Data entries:
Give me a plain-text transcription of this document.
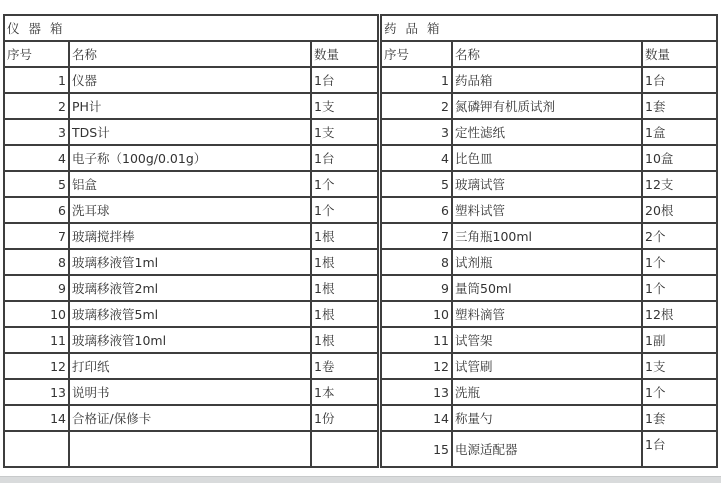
仪 器 箱		
序号	名称	数量
1	仪器	1台
2	PH计	1支
3	TDS计	1支
4	电子称（100g/0.01g）	1台
5	铝盒	1个
6	洗耳球	1个
7	玻璃搅拌棒	1根
8	玻璃移液管1ml	1根
9	玻璃移液管2ml	1根
10	玻璃移液管5ml	1根
11	玻璃移液管10ml	1根
12	打印纸	1卷
13	说明书	1本
14	合格证/保修卡	1份

药 品 箱		
序号	名称	数量
1	药品箱	1台
2	氮磷钾有机质试剂	1套
3	定性滤纸	1盒
4	比色皿	10盒
5	玻璃试管	12支
6	塑料试管	20根
7	三角瓶100ml	2个
8	试剂瓶	1个
9	量筒50ml	1个
10	塑料滴管	12根
11	试管架	1副
12	试管刷	1支
13	洗瓶	1个
14	称量勺	1套
15	电源适配器	1台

**The request**
The pictures should not appear in the copy; every other part of the records above must be returned exactly.

**Exercise response**
Give me a plain-text transcription of this document.
仪 器 箱		
序号	名称	数量
1	仪器	1台
2	PH计	1支
3	TDS计	1支
4	电子称（100g/0.01g）	1台
5	铝盒	1个
6	洗耳球	1个
7	玻璃搅拌棒	1根
8	玻璃移液管1ml	1根
9	玻璃移液管2ml	1根
10	玻璃移液管5ml	1根
11	玻璃移液管10ml	1根
12	打印纸	1卷
13	说明书	1本
14	合格证/保修卡	1份

药 品 箱		
序号	名称	数量
1	药品箱	1台
2	氮磷钾有机质试剂	1套
3	定性滤纸	1盒
4	比色皿	10盒
5	玻璃试管	12支
6	塑料试管	20根
7	三角瓶100ml	2个
8	试剂瓶	1个
9	量筒50ml	1个
10	塑料滴管	12根
11	试管架	1副
12	试管刷	1支
13	洗瓶	1个
14	称量勺	1套
15	电源适配器	1台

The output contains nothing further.